======== DOCUMENT SECTION
In [6]:
import os
os.environ['TF_CPP_MIN_LOG_LEVEL'] = '2'
import tensorflow as tf

In [7]:
!pip install tensorflow



In [8]:
# Cell 1: Importing necessary libraries

# TensorFlow is our primary deep learning library
import tensorflow as tf

# Keras is TensorFlow's high-level API for deep learning
from tensorflow.keras.datasets import mnist
from tensorflow.keras.models import Sequential
from tensorflow.keras.layers import Dense, Dropout, Flatten
from tensorflow.keras.layers import Conv2D, MaxPooling2D

# Matplotlib is a graphing library
import matplotlib.pyplot as plt

# Numpy is used for handling arrays
import numpy as np


In [9]:
# Cell 2: Load the MNIST dataset and perform preprocessing

# The MNIST database contains 60,000 training images and 10,000 testing images of handwritten digits.
(x_train, y_train), (x_test, y_test) = mnist.load_data()

# We can look at the shape of the dataset. Print the shape of x_train. It should show (60000, 28, 28), meaning there are 60,000 samples, each image is 28x28 pixels.
print('x_train shape:', x_train.shape)

# For feeding the data into our model, we want to flatten the images into a single dimension. We'll also normalize the pixel values from [0, 255] to [0, 1]. Neural networks work best with small input values.
================
> INSTRUCTION A
From the TensorFlow notebook, extract the passage from "# Numpy is used" to "print('x_train shape:', x_train.shape)".
The TensorFlow notebook and the listing have no connection to each other.
======== MATERIAL PROVIDED
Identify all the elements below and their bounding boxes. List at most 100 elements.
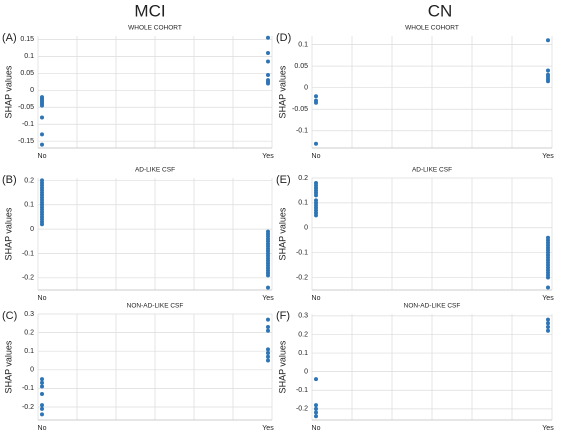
point	[40, 380, 44, 385]
point	[266, 347, 270, 352]
y-tick-label: 0.1	[298, 41, 308, 48]
point	[266, 273, 270, 278]
y-tick-label: 0.2	[24, 177, 34, 184]
y-tick-label: 0.2	[298, 175, 308, 182]
panel-label: (A)	[2, 32, 17, 44]
y-tick-label: -0.1	[296, 387, 308, 394]
point	[266, 351, 270, 356]
panel: (D) WHOLE COHORT SHAP values 0.1 0.05 0 -0.05 -…	[276, 25, 554, 160]
point	[40, 403, 44, 408]
y-tick-label: 0.1	[24, 202, 34, 209]
point	[546, 328, 550, 333]
y-tick-label: 0.05	[294, 63, 308, 70]
point	[314, 100, 318, 105]
x-tick-label: No	[38, 425, 47, 432]
y-tick-label: 0.05	[20, 70, 34, 77]
y-tick-label: -0.1	[296, 128, 308, 135]
y-tick-label: 0.2	[298, 331, 308, 338]
y-tick-label: -0.05	[292, 106, 308, 113]
y-tick-label: 0	[30, 87, 34, 94]
panel: (A) WHOLE COHORT SHAP values 0.15 0.1 0.05 0 -0…	[2, 25, 274, 160]
point	[266, 325, 270, 330]
panel-label: (E)	[276, 174, 291, 186]
point	[546, 68, 550, 73]
point	[546, 325, 550, 330]
y-tick-label: -0.1	[22, 385, 34, 392]
x-tick-label: No	[312, 295, 321, 302]
point	[40, 142, 44, 147]
point	[40, 132, 44, 137]
y-tick-label: -0.15	[18, 138, 34, 145]
point	[266, 73, 270, 78]
y-tick-label: 0.1	[298, 200, 308, 207]
point	[40, 384, 44, 389]
point	[314, 406, 318, 411]
x-tick-label: Yes	[542, 153, 554, 160]
panel-label: (D)	[276, 32, 291, 44]
panel-label: (C)	[2, 310, 17, 322]
point	[546, 38, 550, 43]
panel-title: WHOLE COHORT	[128, 25, 182, 32]
column-title: CN	[428, 1, 453, 20]
y-tick-label: 0.1	[24, 53, 34, 60]
y-tick-label: -0.05	[18, 104, 34, 111]
panel: (E) AD-LIKE CSF SHAP values 0.2 0.1 0 -0.1 -0.2…	[276, 167, 554, 302]
x-tick-label: Yes	[542, 425, 554, 432]
point	[266, 50, 270, 55]
y-tick-label: 0.15	[20, 36, 34, 43]
y-tick-label: 0	[304, 85, 308, 92]
y-axis-label: SHAP values	[3, 340, 13, 393]
y-tick-label: -0.1	[22, 121, 34, 128]
column-title: MCI	[134, 1, 165, 20]
y-tick-label: -0.2	[296, 406, 308, 413]
x-tick-label: No	[38, 295, 47, 302]
x-tick-label: No	[312, 153, 321, 160]
panel: (C) NON-AD-LIKE CSF SHAP values 0.3 0.2 0.1 0 -…	[2, 303, 274, 432]
point	[266, 328, 270, 333]
point	[266, 317, 270, 322]
panel-title: NON-AD-LIKE CSF	[127, 303, 184, 310]
y-tick-label: 0	[30, 226, 34, 233]
point	[266, 285, 270, 290]
panel-title: AD-LIKE CSF	[412, 167, 452, 174]
y-tick-label: 0.3	[298, 313, 308, 320]
point	[546, 285, 550, 290]
point	[546, 317, 550, 322]
y-tick-label: -0.2	[296, 274, 308, 281]
y-axis-label: SHAP values	[3, 65, 13, 118]
point	[266, 81, 270, 86]
panel-title: NON-AD-LIKE CSF	[404, 303, 461, 310]
point	[40, 115, 44, 120]
point	[314, 94, 318, 99]
point	[314, 377, 318, 382]
point	[40, 412, 44, 417]
point	[314, 403, 318, 408]
panel-title: WHOLE COHORT	[405, 25, 459, 32]
y-tick-label: -0.2	[22, 275, 34, 282]
y-tick-label: 0.3	[24, 311, 34, 318]
point	[266, 59, 270, 64]
point	[40, 406, 44, 411]
y-tick-label: 0	[304, 368, 308, 375]
x-tick-label: Yes	[262, 153, 274, 160]
panel: (F) NON-AD-LIKE CSF SHAP values 0.3 0.2 0.1 0 -…	[276, 303, 554, 432]
panel-title: AD-LIKE CSF	[135, 167, 175, 174]
panel-label: (F)	[276, 310, 290, 322]
point	[314, 213, 318, 218]
point	[314, 193, 318, 198]
y-tick-label: 0	[30, 367, 34, 374]
point	[266, 358, 270, 363]
x-tick-label: Yes	[542, 295, 554, 302]
point	[40, 103, 44, 108]
x-tick-label: No	[312, 425, 321, 432]
point	[40, 377, 44, 382]
panel: (B) AD-LIKE CSF SHAP values 0.2 0.1 0 -0.1 -0.2…	[2, 167, 274, 302]
point	[546, 275, 550, 280]
y-axis-label: SHAP values	[277, 207, 287, 260]
y-tick-label: 0.1	[24, 348, 34, 355]
y-tick-label: 0.1	[298, 350, 308, 357]
point	[40, 391, 44, 396]
y-tick-label: -0.1	[296, 250, 308, 257]
point	[546, 79, 550, 84]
================
> INSTRUCTION B
Edit the listing from the line with "380, 44, 385]" to the line with "128, 308, 135]", replacing "point" with "marker" and changing nothing else. Return only those lines.

> TASK RESPONSE A
# Numpy is used for handling arrays
import numpy as np


In [9]:
# Cell 2: Load the MNIST dataset and perform preprocessing

# The MNIST database contains 60,000 training images and 10,000 testing images of handwritten digits.
(x_train, y_train), (x_test, y_test) = mnist.load_data()

# We can look at the shape of the dataset. Print the shape of x_train. It should show (60000, 28, 28), meaning there are 60,000 samples, each image is 28x28 pixels.
print('x_train shape:', x_train.shape)

> TASK RESPONSE B
marker	[40, 380, 44, 385]
marker	[266, 347, 270, 352]
y-tick-label: 0.1	[298, 41, 308, 48]
marker	[266, 273, 270, 278]
y-tick-label: 0.2	[24, 177, 34, 184]
y-tick-label: 0.2	[298, 175, 308, 182]
panel-label: (A)	[2, 32, 17, 44]
y-tick-label: -0.1	[296, 387, 308, 394]
marker	[266, 351, 270, 356]
panel: (D) WHOLE COHORT SHAP values 0.1 0.05 0 -0.05 -…	[276, 25, 554, 160]
marker	[40, 403, 44, 408]
y-tick-label: 0.1	[24, 202, 34, 209]
marker	[546, 328, 550, 333]
y-tick-label: 0.05	[294, 63, 308, 70]
marker	[314, 100, 318, 105]
x-tick-label: No	[38, 425, 47, 432]
y-tick-label: 0.05	[20, 70, 34, 77]
y-tick-label: -0.1	[296, 128, 308, 135]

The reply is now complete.